Layout annotation data
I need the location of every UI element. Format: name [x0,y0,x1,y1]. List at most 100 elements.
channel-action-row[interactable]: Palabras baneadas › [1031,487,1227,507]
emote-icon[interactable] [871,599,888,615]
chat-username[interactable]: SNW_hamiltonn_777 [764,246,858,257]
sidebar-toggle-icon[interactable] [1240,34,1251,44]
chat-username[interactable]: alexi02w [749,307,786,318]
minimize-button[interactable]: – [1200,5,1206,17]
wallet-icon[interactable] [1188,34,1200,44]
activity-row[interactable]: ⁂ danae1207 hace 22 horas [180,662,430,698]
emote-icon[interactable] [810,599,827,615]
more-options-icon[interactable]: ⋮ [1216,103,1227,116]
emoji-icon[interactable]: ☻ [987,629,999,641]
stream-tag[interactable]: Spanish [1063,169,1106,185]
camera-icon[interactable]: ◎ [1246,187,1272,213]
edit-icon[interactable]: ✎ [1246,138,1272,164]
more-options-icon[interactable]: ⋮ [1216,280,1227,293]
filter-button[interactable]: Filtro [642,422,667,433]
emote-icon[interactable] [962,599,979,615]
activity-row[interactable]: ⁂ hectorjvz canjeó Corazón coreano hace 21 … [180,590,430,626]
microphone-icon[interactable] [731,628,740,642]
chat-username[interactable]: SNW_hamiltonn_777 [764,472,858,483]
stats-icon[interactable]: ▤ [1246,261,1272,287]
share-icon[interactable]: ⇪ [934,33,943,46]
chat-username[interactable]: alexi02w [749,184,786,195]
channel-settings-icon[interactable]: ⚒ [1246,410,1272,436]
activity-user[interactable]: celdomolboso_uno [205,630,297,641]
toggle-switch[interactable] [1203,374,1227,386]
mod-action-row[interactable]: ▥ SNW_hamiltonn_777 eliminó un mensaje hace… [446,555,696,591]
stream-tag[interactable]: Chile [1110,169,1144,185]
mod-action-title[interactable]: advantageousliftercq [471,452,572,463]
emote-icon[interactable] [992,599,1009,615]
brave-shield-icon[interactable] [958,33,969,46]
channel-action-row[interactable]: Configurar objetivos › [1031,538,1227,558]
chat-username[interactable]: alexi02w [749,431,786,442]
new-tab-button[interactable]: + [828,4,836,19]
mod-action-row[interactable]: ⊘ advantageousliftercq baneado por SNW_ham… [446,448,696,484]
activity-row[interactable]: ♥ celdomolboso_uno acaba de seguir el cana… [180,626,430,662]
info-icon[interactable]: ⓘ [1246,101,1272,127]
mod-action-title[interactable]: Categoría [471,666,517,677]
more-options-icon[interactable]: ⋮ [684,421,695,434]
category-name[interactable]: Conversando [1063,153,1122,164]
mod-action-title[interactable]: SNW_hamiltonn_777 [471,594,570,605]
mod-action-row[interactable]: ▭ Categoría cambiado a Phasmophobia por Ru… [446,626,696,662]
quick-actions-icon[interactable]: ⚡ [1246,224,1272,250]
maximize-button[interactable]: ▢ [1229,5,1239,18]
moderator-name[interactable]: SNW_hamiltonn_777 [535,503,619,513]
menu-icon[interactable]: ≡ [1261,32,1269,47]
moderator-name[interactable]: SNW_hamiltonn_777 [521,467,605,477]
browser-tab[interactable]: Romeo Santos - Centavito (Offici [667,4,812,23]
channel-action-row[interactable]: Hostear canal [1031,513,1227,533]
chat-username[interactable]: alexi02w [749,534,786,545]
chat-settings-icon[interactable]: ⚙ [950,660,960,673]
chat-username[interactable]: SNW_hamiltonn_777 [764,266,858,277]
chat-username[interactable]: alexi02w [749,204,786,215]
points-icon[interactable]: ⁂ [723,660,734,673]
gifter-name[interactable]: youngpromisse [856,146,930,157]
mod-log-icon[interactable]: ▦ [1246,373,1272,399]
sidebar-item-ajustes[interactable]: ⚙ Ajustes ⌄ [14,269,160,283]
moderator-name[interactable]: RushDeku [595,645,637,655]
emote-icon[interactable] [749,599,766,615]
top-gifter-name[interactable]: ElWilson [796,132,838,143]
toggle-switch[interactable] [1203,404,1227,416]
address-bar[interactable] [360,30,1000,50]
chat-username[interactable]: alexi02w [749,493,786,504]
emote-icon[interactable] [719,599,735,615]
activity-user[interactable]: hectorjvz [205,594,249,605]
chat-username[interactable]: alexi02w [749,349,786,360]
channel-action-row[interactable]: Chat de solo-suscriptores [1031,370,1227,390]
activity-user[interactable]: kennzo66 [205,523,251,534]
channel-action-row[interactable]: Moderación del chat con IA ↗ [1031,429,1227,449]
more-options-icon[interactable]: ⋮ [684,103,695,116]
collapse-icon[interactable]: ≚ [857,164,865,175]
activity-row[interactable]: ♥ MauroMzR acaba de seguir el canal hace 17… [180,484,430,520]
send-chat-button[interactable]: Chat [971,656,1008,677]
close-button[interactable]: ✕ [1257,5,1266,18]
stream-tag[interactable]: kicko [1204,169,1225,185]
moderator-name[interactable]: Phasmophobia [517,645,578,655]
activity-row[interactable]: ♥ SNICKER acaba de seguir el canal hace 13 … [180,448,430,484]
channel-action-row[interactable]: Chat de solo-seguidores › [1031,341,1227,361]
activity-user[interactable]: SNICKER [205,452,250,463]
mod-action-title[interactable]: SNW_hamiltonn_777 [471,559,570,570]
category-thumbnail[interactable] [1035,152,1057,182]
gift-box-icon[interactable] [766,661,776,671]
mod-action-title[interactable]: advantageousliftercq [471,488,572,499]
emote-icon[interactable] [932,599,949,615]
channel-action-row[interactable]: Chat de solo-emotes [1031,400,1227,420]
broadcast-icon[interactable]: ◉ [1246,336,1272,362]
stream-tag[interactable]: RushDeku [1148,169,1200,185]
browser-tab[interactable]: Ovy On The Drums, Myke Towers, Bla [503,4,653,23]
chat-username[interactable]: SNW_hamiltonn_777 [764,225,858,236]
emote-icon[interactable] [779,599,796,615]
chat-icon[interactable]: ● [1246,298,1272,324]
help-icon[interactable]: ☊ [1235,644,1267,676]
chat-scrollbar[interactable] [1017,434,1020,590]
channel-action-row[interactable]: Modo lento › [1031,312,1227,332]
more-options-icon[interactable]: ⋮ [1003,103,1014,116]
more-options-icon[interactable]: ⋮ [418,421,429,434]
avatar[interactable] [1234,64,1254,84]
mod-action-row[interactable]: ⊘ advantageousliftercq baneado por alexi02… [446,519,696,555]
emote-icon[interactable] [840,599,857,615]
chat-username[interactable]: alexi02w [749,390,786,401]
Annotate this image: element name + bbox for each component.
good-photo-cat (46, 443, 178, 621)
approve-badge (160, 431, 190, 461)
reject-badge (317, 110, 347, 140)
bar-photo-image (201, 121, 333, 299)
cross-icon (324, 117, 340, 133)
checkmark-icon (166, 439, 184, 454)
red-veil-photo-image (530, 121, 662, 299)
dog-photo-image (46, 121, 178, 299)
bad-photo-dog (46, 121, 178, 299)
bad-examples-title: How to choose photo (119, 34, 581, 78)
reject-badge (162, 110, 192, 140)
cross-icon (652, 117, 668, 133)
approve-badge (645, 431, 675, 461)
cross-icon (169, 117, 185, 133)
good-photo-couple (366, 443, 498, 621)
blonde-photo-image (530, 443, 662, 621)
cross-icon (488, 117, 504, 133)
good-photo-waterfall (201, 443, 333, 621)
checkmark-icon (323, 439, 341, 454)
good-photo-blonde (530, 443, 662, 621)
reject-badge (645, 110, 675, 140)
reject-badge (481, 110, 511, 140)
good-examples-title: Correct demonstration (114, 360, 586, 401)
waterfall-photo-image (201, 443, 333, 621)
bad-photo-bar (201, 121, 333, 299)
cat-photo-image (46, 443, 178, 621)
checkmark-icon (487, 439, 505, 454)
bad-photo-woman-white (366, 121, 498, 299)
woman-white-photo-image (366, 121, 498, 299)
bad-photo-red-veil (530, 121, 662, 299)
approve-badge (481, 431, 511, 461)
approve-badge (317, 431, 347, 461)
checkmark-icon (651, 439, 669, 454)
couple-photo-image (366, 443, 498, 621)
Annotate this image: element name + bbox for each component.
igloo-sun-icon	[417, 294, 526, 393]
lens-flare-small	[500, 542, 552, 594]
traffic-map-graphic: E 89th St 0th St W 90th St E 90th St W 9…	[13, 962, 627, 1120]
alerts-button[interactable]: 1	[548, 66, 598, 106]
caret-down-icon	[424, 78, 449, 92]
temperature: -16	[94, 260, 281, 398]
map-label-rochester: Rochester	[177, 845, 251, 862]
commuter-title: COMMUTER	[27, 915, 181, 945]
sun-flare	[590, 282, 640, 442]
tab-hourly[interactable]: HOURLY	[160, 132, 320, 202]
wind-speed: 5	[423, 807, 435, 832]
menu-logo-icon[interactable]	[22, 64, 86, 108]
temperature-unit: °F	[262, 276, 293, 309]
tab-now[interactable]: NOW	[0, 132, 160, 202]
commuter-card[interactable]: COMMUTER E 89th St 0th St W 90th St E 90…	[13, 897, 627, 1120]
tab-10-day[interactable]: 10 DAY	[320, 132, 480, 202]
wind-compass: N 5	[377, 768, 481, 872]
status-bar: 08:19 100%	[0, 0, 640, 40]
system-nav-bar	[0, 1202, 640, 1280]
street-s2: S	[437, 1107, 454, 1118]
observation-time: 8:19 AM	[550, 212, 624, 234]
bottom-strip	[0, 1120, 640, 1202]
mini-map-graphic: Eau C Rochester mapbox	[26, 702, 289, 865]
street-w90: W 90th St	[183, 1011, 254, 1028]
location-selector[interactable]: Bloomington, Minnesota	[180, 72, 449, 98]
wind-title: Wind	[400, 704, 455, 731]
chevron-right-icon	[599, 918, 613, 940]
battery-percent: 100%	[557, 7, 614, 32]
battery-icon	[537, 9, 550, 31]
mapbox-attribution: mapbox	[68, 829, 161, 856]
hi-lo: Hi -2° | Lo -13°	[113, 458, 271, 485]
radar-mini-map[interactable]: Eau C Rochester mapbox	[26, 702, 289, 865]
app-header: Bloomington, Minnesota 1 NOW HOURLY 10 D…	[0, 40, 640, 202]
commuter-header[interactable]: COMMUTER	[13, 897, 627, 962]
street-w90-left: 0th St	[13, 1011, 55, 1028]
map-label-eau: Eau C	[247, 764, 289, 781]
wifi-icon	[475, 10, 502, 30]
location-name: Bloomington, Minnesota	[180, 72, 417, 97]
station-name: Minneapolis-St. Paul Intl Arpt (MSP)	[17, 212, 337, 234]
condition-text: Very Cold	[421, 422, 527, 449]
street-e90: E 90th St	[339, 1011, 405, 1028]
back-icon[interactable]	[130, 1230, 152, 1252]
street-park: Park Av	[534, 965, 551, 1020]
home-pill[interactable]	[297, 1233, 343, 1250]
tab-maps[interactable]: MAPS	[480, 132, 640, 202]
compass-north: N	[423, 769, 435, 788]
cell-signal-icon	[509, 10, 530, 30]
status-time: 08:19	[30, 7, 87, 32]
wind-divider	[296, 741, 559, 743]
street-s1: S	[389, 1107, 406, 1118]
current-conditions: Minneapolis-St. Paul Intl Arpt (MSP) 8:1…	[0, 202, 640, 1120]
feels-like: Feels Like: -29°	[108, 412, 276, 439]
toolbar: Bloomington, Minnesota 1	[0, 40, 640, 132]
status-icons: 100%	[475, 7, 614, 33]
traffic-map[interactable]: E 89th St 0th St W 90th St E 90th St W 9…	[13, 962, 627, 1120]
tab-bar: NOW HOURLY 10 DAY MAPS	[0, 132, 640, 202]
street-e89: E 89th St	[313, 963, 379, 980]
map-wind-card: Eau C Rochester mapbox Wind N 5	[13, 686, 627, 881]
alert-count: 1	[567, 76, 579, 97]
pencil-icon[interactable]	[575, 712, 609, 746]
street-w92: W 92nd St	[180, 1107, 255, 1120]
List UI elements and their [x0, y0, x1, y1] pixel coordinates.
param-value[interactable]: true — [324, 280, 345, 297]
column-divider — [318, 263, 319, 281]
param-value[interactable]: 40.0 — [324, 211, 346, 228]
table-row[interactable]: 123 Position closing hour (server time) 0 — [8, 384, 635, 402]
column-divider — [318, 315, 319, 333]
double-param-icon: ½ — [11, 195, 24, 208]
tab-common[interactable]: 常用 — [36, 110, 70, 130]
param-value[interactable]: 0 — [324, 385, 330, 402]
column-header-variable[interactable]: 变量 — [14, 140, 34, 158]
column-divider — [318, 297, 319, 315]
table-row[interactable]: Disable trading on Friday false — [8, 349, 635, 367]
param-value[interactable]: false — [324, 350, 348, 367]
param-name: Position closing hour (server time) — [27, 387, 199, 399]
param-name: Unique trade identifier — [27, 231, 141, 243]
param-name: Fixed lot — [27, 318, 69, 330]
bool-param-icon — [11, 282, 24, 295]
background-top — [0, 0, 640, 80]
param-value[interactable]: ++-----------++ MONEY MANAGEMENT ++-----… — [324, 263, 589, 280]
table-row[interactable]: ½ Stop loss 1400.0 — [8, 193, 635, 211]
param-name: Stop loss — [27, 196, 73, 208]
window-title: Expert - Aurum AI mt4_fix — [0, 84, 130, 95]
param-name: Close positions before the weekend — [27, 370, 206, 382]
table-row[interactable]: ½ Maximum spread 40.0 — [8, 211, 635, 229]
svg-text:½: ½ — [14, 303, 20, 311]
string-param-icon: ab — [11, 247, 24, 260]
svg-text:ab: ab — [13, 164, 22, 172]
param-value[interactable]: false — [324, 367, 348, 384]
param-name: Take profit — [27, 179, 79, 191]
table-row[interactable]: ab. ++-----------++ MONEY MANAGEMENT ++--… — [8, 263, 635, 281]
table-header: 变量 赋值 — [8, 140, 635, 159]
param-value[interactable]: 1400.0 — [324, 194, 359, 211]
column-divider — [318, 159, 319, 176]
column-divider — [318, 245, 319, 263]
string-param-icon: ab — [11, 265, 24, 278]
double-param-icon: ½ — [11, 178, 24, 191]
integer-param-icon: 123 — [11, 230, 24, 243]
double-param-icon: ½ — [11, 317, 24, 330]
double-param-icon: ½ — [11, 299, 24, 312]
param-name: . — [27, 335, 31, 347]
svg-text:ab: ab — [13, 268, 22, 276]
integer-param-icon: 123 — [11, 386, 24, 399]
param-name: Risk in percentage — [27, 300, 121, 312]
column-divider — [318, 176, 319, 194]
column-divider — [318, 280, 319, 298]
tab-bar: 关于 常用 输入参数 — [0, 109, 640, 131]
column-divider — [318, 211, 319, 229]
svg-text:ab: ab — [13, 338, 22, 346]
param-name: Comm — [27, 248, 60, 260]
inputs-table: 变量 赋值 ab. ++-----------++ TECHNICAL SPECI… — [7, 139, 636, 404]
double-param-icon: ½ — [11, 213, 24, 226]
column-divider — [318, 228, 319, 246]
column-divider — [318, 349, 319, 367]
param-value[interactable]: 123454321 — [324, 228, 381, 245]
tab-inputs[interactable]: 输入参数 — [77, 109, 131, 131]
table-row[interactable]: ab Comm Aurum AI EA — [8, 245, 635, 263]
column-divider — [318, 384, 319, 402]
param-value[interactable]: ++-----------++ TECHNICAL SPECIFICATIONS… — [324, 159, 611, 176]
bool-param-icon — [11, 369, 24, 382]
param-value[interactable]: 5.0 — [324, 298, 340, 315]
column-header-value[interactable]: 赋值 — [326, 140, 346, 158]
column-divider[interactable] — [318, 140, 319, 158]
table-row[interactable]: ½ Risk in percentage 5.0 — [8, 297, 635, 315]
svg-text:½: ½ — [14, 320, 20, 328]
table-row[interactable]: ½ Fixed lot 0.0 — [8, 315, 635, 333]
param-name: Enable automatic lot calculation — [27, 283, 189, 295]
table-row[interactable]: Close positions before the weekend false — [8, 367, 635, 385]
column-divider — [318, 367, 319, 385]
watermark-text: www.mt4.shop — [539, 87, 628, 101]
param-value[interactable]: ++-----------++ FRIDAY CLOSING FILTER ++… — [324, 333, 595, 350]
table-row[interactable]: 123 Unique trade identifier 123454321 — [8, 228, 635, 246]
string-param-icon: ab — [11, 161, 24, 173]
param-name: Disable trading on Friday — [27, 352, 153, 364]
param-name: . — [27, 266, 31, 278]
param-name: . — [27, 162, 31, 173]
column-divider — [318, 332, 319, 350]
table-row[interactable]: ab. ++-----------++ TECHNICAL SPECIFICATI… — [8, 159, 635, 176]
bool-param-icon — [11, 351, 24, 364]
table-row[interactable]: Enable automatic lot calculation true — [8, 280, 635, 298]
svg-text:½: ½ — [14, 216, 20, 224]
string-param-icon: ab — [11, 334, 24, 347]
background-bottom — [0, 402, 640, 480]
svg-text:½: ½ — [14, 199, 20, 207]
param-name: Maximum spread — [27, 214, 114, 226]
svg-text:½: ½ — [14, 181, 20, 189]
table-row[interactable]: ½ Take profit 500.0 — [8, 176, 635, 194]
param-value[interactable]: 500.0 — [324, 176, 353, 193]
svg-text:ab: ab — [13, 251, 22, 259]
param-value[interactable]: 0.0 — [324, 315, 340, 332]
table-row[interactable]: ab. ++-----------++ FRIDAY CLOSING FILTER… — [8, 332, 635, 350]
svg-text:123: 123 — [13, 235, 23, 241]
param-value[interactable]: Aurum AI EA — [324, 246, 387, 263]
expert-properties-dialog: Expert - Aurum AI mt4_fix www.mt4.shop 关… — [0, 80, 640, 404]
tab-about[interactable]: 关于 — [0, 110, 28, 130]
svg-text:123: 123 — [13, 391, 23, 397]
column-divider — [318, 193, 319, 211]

• [Do this]: Copy the listing, starting at its beginning and going on through the line with "filter-button[interactable]: Filtro [642,422,667,433]", and substitute "overflow-menu-icon" for every "more-options-icon". Leave everything else as it is.

• [Task answer]:
I need the location of every UI element. Format: name [x0,y0,x1,y1]. List at most 100 elements.
channel-action-row[interactable]: Palabras baneadas › [1031,487,1227,507]
emote-icon[interactable] [871,599,888,615]
chat-username[interactable]: SNW_hamiltonn_777 [764,246,858,257]
sidebar-toggle-icon[interactable] [1240,34,1251,44]
chat-username[interactable]: alexi02w [749,307,786,318]
minimize-button[interactable]: – [1200,5,1206,17]
wallet-icon[interactable] [1188,34,1200,44]
activity-row[interactable]: ⁂ danae1207 hace 22 horas [180,662,430,698]
emote-icon[interactable] [810,599,827,615]
overflow-menu-icon[interactable]: ⋮ [1216,103,1227,116]
emoji-icon[interactable]: ☻ [987,629,999,641]
stream-tag[interactable]: Spanish [1063,169,1106,185]
camera-icon[interactable]: ◎ [1246,187,1272,213]
edit-icon[interactable]: ✎ [1246,138,1272,164]
overflow-menu-icon[interactable]: ⋮ [1216,280,1227,293]
filter-button[interactable]: Filtro [642,422,667,433]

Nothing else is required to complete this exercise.